Extracted data entries
=-=-=

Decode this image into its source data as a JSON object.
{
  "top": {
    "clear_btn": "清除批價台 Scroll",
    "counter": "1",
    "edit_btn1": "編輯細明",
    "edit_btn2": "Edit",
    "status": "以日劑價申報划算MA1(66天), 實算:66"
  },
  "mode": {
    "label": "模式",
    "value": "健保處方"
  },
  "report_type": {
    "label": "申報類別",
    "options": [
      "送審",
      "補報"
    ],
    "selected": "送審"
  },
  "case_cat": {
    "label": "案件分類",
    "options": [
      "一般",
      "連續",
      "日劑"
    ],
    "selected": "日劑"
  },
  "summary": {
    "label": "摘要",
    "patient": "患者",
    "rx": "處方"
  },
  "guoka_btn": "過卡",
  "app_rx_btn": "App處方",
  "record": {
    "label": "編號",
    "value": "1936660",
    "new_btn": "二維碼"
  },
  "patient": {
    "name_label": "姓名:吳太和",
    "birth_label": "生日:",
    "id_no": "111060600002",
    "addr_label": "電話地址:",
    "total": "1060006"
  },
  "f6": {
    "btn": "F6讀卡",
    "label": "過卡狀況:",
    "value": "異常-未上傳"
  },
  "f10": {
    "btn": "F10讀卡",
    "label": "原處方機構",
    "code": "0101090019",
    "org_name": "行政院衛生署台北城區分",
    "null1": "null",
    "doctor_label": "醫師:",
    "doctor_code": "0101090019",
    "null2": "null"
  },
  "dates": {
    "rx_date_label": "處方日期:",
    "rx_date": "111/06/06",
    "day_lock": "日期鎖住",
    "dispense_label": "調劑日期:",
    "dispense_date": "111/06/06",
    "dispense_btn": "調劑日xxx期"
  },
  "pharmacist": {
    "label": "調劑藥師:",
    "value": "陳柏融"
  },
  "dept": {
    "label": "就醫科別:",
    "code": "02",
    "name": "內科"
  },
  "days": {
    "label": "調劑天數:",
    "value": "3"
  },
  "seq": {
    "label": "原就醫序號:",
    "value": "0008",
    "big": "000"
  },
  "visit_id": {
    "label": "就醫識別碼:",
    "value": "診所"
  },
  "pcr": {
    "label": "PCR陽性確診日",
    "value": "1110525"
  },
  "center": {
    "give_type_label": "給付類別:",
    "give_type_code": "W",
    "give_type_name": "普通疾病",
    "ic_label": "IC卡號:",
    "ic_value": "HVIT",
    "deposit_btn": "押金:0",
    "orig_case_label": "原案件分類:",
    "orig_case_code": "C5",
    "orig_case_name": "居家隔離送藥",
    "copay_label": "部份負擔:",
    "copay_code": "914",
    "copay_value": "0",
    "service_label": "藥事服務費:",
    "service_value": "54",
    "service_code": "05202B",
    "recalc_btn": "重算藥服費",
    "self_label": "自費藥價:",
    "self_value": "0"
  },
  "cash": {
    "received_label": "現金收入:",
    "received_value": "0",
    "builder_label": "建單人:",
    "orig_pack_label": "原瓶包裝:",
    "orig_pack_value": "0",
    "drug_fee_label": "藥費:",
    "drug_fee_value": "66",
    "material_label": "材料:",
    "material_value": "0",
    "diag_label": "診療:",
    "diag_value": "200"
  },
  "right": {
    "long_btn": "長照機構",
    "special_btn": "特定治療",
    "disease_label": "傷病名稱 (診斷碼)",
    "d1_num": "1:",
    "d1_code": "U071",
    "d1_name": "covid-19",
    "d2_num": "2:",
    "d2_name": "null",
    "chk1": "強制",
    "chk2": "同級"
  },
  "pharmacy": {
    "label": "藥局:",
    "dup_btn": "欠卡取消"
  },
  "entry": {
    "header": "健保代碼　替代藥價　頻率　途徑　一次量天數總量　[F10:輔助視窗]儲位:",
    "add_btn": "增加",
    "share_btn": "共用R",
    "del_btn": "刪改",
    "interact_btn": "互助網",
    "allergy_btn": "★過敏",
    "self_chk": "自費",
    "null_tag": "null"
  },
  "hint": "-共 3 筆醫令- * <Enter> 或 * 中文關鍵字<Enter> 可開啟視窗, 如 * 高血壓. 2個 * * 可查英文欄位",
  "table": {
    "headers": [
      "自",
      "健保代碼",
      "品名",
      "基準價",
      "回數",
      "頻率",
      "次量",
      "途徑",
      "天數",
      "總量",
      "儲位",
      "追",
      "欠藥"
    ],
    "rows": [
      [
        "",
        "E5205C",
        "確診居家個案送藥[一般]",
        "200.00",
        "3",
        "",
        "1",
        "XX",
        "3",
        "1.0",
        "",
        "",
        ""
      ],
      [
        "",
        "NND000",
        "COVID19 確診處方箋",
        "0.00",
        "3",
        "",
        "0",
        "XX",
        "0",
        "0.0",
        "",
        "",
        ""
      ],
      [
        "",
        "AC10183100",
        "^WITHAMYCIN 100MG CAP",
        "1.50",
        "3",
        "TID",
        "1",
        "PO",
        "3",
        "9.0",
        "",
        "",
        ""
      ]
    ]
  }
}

=-=-=

**Stated problem:** Faithfully copy every entry, leaving nothing out.

**Exercise answer:**
Decode this image into its source data as a JSON object.
{
  "top": {
    "clear_btn": "清除批價台 Scroll",
    "counter": "1",
    "edit_btn1": "編輯細明",
    "edit_btn2": "Edit",
    "status": "以日劑價申報划算MA1(66天), 實算:66"
  },
  "mode": {
    "label": "模式",
    "value": "健保處方"
  },
  "report_type": {
    "label": "申報類別",
    "options": [
      "送審",
      "補報"
    ],
    "selected": "送審"
  },
  "case_cat": {
    "label": "案件分類",
    "options": [
      "一般",
      "連續",
      "日劑"
    ],
    "selected": "日劑"
  },
  "summary": {
    "label": "摘要",
    "patient": "患者",
    "rx": "處方"
  },
  "guoka_btn": "過卡",
  "app_rx_btn": "App處方",
  "record": {
    "label": "編號",
    "value": "1936660",
    "new_btn": "二維碼"
  },
  "patient": {
    "name_label": "姓名:吳太和",
    "birth_label": "生日:",
    "id_no": "111060600002",
    "addr_label": "電話地址:",
    "total": "1060006"
  },
  "f6": {
    "btn": "F6讀卡",
    "label": "過卡狀況:",
    "value": "異常-未上傳"
  },
  "f10": {
    "btn": "F10讀卡",
    "label": "原處方機構",
    "code": "0101090019",
    "org_name": "行政院衛生署台北城區分",
    "null1": "null",
    "doctor_label": "醫師:",
    "doctor_code": "0101090019",
    "null2": "null"
  },
  "dates": {
    "rx_date_label": "處方日期:",
    "rx_date": "111/06/06",
    "day_lock": "日期鎖住",
    "dispense_label": "調劑日期:",
    "dispense_date": "111/06/06",
    "dispense_btn": "調劑日xxx期"
  },
  "pharmacist": {
    "label": "調劑藥師:",
    "value": "陳柏融"
  },
  "dept": {
    "label": "就醫科別:",
    "code": "02",
    "name": "內科"
  },
  "days": {
    "label": "調劑天數:",
    "value": "3"
  },
  "seq": {
    "label": "原就醫序號:",
    "value": "0008",
    "big": "000"
  },
  "visit_id": {
    "label": "就醫識別碼:",
    "value": "診所"
  },
  "pcr": {
    "label": "PCR陽性確診日",
    "value": "1110525"
  },
  "center": {
    "give_type_label": "給付類別:",
    "give_type_code": "W",
    "give_type_name": "普通疾病",
    "ic_label": "IC卡號:",
    "ic_value": "HVIT",
    "deposit_btn": "押金:0",
    "orig_case_label": "原案件分類:",
    "orig_case_code": "C5",
    "orig_case_name": "居家隔離送藥",
    "copay_label": "部份負擔:",
    "copay_code": "914",
    "copay_value": "0",
    "service_label": "藥事服務費:",
    "service_value": "54",
    "service_code": "05202B",
    "recalc_btn": "重算藥服費",
    "self_label": "自費藥價:",
    "self_value": "0"
  },
  "cash": {
    "received_label": "現金收入:",
    "received_value": "0",
    "builder_label": "建單人:",
    "orig_pack_label": "原瓶包裝:",
    "orig_pack_value": "0",
    "drug_fee_label": "藥費:",
    "drug_fee_value": "66",
    "material_label": "材料:",
    "material_value": "0",
    "diag_label": "診療:",
    "diag_value": "200"
  },
  "right": {
    "long_btn": "長照機構",
    "special_btn": "特定治療",
    "disease_label": "傷病名稱 (診斷碼)",
    "d1_num": "1:",
    "d1_code": "U071",
    "d1_name": "covid-19",
    "d2_num": "2:",
    "d2_name": "null",
    "chk1": "強制",
    "chk2": "同級"
  },
  "pharmacy": {
    "label": "藥局:",
    "dup_btn": "欠卡取消"
  },
  "entry": {
    "header": "健保代碼　替代藥價　頻率　途徑　一次量天數總量　[F10:輔助視窗]儲位:",
    "add_btn": "增加",
    "share_btn": "共用R",
    "del_btn": "刪改",
    "interact_btn": "互助網",
    "allergy_btn": "★過敏",
    "self_chk": "自費",
    "null_tag": "null"
  },
  "hint": "-共 3 筆醫令- * <Enter> 或 * 中文關鍵字<Enter> 可開啟視窗, 如 * 高血壓. 2個 * * 可查英文欄位",
  "table": {
    "headers": [
      "自",
      "健保代碼",
      "品名",
      "基準價",
      "回數",
      "頻率",
      "次量",
      "途徑",
      "天數",
      "總量",
      "儲位",
      "追",
      "欠藥"
    ],
    "rows": [
      [
        "",
        "E5205C",
        "確診居家個案送藥[一般]",
        "200.00",
        "3",
        "",
        "1",
        "XX",
        "3",
        "1.0",
        "",
        "",
        ""
      ],
      [
        "",
        "NND000",
        "COVID19 確診處方箋",
        "0.00",
        "3",
        "",
        "0",
        "XX",
        "0",
        "0.0",
        "",
        "",
        ""
      ],
      [
        "",
        "AC10183100",
        "^WITHAMYCIN 100MG CAP",
        "1.50",
        "3",
        "TID",
        "1",
        "PO",
        "3",
        "9.0",
        "",
        "",
        ""
      ]
    ]
  }
}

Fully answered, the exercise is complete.